§ EXERCISE BRIEF: Give back only the lines from the one with "Convert this screenshot" through the last line of the data, exactly as they appear.

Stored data
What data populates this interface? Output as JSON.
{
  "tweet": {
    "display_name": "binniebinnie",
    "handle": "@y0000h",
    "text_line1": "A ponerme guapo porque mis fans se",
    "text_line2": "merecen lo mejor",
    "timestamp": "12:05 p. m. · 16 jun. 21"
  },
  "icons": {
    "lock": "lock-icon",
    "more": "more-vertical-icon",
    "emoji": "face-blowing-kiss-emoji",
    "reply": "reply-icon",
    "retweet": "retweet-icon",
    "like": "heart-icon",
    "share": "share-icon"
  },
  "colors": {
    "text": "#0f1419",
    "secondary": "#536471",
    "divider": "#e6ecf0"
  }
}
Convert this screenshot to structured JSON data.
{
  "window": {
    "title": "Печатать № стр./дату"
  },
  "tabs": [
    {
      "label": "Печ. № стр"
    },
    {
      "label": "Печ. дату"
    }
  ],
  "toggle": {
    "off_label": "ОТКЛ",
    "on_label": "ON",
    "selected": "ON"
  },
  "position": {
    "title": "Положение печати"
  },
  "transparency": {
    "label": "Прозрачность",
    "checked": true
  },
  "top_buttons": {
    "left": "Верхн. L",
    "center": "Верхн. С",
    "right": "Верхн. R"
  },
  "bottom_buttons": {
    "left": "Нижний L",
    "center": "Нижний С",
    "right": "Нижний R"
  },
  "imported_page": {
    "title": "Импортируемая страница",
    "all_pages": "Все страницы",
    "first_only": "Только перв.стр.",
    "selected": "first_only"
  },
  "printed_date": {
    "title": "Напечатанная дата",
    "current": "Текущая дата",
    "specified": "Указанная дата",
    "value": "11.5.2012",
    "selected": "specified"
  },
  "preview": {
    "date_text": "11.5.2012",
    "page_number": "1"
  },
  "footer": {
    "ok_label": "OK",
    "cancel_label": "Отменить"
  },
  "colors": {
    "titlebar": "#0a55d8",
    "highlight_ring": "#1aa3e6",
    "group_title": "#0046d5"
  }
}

§ EXERCISE RESULT:
Convert this screenshot to structured JSON data.
{
  "window": {
    "title": "Печатать № стр./дату"
  },
  "tabs": [
    {
      "label": "Печ. № стр"
    },
    {
      "label": "Печ. дату"
    }
  ],
  "toggle": {
    "off_label": "ОТКЛ",
    "on_label": "ON",
    "selected": "ON"
  },
  "position": {
    "title": "Положение печати"
  },
  "transparency": {
    "label": "Прозрачность",
    "checked": true
  },
  "top_buttons": {
    "left": "Верхн. L",
    "center": "Верхн. С",
    "right": "Верхн. R"
  },
  "bottom_buttons": {
    "left": "Нижний L",
    "center": "Нижний С",
    "right": "Нижний R"
  },
  "imported_page": {
    "title": "Импортируемая страница",
    "all_pages": "Все страницы",
    "first_only": "Только перв.стр.",
    "selected": "first_only"
  },
  "printed_date": {
    "title": "Напечатанная дата",
    "current": "Текущая дата",
    "specified": "Указанная дата",
    "value": "11.5.2012",
    "selected": "specified"
  },
  "preview": {
    "date_text": "11.5.2012",
    "page_number": "1"
  },
  "footer": {
    "ok_label": "OK",
    "cancel_label": "Отменить"
  },
  "colors": {
    "titlebar": "#0a55d8",
    "highlight_ring": "#1aa3e6",
    "group_title": "#0046d5"
  }
}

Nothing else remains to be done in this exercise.